_Dataset_:
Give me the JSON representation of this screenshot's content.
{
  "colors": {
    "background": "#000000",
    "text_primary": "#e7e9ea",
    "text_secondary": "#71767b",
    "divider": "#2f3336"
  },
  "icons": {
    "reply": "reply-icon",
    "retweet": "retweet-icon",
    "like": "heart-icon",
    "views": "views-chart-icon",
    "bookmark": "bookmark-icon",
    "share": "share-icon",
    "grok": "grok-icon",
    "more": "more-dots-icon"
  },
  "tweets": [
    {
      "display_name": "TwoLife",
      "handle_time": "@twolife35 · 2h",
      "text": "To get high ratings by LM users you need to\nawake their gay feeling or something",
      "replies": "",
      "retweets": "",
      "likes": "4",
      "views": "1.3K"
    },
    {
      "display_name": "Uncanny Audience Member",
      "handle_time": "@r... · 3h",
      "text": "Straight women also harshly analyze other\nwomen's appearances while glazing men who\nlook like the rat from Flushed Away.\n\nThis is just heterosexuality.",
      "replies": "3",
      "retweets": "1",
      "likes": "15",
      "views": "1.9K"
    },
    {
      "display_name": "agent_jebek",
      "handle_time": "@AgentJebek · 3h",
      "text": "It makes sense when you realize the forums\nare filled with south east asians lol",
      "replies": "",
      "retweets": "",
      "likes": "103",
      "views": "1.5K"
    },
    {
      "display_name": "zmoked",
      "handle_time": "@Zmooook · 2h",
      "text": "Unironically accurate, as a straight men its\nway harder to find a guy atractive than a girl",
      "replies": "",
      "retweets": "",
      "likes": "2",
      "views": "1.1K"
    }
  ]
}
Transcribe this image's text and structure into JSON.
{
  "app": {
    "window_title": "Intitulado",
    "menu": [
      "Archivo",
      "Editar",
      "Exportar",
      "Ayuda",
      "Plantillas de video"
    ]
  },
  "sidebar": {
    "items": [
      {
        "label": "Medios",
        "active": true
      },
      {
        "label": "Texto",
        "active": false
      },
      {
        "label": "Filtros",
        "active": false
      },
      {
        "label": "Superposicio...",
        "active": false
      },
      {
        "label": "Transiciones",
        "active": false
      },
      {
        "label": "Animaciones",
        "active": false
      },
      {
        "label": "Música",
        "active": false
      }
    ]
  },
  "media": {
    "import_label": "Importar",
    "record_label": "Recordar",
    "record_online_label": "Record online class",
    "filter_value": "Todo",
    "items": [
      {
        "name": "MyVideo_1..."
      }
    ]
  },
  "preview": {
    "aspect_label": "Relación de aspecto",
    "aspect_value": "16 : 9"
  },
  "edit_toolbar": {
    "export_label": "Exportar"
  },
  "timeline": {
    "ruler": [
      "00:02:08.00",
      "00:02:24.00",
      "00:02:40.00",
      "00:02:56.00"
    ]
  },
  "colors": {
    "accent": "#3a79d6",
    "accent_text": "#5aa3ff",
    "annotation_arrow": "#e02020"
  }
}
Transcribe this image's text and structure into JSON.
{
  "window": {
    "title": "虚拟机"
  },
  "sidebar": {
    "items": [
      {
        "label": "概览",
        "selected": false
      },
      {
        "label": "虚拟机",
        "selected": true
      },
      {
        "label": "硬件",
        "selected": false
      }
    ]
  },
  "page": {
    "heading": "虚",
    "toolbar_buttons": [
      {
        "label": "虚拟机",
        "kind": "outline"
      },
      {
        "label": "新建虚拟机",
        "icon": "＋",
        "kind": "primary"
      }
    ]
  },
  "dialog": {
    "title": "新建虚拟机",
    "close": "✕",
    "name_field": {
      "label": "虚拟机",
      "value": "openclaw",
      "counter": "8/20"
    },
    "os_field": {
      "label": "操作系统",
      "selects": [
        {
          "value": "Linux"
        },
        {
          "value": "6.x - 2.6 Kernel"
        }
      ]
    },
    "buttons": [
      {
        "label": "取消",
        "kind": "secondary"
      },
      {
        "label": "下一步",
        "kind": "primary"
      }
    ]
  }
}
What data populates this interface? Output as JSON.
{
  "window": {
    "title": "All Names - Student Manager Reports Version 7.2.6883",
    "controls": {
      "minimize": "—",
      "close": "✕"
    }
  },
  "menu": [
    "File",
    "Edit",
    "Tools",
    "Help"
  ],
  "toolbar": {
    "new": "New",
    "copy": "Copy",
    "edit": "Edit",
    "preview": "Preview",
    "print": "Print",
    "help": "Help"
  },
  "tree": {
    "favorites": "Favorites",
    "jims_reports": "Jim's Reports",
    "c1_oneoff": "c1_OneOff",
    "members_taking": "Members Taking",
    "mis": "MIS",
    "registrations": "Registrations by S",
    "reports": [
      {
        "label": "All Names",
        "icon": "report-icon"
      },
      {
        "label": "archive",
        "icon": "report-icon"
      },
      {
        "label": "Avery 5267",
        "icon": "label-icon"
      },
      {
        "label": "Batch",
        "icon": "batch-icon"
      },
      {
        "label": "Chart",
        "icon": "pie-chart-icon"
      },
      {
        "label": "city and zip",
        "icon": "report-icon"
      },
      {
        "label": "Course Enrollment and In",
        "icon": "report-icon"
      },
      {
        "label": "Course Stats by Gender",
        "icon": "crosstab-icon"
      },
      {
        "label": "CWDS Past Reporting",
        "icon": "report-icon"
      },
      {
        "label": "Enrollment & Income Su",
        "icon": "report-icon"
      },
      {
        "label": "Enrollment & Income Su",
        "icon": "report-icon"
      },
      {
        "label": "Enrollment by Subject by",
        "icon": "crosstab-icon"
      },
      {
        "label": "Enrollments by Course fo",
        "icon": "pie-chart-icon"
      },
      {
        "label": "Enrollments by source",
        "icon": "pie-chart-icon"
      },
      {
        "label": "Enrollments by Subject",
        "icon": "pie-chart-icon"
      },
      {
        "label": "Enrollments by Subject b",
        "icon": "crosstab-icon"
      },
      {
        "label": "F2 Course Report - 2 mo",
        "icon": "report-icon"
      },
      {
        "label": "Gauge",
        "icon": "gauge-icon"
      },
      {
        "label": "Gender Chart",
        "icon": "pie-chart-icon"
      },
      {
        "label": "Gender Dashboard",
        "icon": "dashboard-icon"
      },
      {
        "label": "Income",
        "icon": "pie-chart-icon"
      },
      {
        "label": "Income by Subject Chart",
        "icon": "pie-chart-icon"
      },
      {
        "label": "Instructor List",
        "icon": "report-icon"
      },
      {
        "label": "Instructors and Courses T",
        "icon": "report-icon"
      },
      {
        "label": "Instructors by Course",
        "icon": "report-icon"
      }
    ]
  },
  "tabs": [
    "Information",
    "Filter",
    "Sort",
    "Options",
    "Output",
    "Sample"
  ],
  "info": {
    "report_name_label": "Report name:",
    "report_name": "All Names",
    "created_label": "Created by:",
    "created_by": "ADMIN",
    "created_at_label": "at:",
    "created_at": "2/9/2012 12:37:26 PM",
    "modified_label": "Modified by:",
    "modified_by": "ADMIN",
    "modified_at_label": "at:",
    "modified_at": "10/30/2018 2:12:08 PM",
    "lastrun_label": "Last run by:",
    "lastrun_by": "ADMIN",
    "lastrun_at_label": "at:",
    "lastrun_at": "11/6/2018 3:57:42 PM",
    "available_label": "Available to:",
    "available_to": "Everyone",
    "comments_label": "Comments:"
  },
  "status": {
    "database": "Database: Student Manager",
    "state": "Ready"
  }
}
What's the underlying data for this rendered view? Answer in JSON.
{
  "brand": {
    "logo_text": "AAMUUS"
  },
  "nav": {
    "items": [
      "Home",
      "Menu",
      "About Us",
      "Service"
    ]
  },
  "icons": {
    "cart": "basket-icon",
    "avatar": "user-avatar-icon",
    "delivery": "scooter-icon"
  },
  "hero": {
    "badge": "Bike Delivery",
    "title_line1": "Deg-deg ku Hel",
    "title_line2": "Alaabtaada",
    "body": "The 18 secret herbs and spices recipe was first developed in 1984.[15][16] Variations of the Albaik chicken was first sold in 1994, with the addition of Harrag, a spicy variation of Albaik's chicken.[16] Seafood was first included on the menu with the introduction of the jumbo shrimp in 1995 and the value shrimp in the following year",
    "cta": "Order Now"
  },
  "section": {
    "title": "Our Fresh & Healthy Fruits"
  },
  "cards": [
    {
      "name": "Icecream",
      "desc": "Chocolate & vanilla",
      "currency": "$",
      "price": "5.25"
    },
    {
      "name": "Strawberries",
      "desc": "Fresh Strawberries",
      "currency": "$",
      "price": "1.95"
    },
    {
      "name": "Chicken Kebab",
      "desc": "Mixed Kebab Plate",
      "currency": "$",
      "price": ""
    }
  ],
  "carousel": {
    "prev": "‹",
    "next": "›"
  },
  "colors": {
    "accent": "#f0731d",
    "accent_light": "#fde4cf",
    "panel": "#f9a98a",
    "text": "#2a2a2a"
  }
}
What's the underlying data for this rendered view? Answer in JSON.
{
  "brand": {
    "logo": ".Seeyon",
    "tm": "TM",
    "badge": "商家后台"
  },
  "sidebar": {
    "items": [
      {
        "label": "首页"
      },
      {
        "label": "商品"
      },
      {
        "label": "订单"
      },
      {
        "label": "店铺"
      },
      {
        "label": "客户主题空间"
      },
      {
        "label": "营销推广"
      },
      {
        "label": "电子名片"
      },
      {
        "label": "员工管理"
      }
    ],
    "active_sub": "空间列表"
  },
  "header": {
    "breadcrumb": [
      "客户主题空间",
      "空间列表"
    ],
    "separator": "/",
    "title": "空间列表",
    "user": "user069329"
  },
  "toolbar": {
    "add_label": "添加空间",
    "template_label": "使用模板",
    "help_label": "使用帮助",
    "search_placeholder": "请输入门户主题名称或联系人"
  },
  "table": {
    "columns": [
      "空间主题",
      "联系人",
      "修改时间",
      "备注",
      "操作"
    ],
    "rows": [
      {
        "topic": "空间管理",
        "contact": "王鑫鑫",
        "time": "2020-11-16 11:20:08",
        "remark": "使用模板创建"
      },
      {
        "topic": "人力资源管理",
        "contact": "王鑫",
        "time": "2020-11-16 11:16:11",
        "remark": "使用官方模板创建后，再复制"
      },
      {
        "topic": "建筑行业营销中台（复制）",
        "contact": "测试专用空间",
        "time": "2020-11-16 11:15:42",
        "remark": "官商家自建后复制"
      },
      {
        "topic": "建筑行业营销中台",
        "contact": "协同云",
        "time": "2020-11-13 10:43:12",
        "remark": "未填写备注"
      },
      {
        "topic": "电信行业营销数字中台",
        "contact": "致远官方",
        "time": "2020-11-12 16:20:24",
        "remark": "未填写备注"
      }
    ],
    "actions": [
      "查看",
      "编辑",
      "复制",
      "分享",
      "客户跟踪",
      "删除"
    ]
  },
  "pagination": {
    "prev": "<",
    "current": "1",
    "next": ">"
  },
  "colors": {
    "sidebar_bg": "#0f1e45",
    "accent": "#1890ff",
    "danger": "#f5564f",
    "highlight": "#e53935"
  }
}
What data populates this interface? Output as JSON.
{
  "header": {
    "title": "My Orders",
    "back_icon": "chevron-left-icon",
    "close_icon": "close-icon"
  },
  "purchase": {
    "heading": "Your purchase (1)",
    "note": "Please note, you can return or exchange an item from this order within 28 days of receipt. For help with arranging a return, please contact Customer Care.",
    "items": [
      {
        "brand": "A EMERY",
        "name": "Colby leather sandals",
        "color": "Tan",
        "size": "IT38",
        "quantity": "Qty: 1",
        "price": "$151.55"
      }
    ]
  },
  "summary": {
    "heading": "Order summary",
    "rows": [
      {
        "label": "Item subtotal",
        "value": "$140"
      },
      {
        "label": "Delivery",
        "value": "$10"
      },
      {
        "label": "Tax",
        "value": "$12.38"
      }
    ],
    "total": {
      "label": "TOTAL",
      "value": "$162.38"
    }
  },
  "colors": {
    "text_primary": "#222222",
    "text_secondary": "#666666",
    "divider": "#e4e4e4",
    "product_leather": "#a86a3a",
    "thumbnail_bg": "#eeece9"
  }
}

_What the exercise asks_:
Your task is to pick out every line with the string "Gender" and copy it.

_Result of the task_:
        "label": "Course Stats by Gender",
        "label": "Gender Chart",
        "label": "Gender Dashboard",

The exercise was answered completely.